WHAT THE TASK ASKS
Exact repetition of every entry is required.

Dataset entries

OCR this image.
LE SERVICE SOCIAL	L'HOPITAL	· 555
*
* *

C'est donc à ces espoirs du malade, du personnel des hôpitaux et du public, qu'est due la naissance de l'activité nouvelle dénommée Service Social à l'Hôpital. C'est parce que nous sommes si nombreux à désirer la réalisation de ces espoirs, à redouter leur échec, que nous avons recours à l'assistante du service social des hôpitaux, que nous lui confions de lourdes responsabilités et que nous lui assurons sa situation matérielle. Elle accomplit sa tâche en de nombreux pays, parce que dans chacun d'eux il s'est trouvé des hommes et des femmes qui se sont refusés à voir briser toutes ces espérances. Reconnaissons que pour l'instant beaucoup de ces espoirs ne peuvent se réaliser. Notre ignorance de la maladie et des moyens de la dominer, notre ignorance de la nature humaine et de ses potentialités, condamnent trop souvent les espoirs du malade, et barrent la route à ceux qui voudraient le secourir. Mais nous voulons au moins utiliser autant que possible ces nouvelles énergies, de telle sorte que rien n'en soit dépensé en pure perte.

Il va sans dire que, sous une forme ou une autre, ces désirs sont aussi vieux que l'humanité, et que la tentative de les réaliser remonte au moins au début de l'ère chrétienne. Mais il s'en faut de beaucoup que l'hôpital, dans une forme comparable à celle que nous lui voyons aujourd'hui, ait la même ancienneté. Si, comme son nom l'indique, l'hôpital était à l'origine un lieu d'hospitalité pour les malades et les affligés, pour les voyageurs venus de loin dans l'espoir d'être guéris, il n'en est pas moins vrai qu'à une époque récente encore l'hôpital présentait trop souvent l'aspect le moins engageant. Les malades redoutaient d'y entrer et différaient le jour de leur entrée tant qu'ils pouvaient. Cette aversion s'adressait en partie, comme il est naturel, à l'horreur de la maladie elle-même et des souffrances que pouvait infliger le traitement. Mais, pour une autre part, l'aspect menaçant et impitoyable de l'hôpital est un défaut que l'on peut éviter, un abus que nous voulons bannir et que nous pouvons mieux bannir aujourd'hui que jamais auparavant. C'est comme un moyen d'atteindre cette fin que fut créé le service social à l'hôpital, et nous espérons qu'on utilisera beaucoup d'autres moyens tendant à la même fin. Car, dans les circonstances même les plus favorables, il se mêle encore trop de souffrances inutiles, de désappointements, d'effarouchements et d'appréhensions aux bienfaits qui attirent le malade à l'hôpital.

THE COMPLETED TASK
OCR this image.
LE SERVICE SOCIAL	L'HOPITAL	· 555
*
* *

C'est donc à ces espoirs du malade, du personnel des hôpitaux et du public, qu'est due la naissance de l'activité nouvelle dénommée Service Social à l'Hôpital. C'est parce que nous sommes si nombreux à désirer la réalisation de ces espoirs, à redouter leur échec, que nous avons recours à l'assistante du service social des hôpitaux, que nous lui confions de lourdes responsabilités et que nous lui assurons sa situation matérielle. Elle accomplit sa tâche en de nombreux pays, parce que dans chacun d'eux il s'est trouvé des hommes et des femmes qui se sont refusés à voir briser toutes ces espérances. Reconnaissons que pour l'instant beaucoup de ces espoirs ne peuvent se réaliser. Notre ignorance de la maladie et des moyens de la dominer, notre ignorance de la nature humaine et de ses potentialités, condamnent trop souvent les espoirs du malade, et barrent la route à ceux qui voudraient le secourir. Mais nous voulons au moins utiliser autant que possible ces nouvelles énergies, de telle sorte que rien n'en soit dépensé en pure perte.

Il va sans dire que, sous une forme ou une autre, ces désirs sont aussi vieux que l'humanité, et que la tentative de les réaliser remonte au moins au début de l'ère chrétienne. Mais il s'en faut de beaucoup que l'hôpital, dans une forme comparable à celle que nous lui voyons aujourd'hui, ait la même ancienneté. Si, comme son nom l'indique, l'hôpital était à l'origine un lieu d'hospitalité pour les malades et les affligés, pour les voyageurs venus de loin dans l'espoir d'être guéris, il n'en est pas moins vrai qu'à une époque récente encore l'hôpital présentait trop souvent l'aspect le moins engageant. Les malades redoutaient d'y entrer et différaient le jour de leur entrée tant qu'ils pouvaient. Cette aversion s'adressait en partie, comme il est naturel, à l'horreur de la maladie elle-même et des souffrances que pouvait infliger le traitement. Mais, pour une autre part, l'aspect menaçant et impitoyable de l'hôpital est un défaut que l'on peut éviter, un abus que nous voulons bannir et que nous pouvons mieux bannir aujourd'hui que jamais auparavant. C'est comme un moyen d'atteindre cette fin que fut créé le service social à l'hôpital, et nous espérons qu'on utilisera beaucoup d'autres moyens tendant à la même fin. Car, dans les circonstances même les plus favorables, il se mêle encore trop de souffrances inutiles, de désappointements, d'effarouchements et d'appréhensions aux bienfaits qui attirent le malade à l'hôpital.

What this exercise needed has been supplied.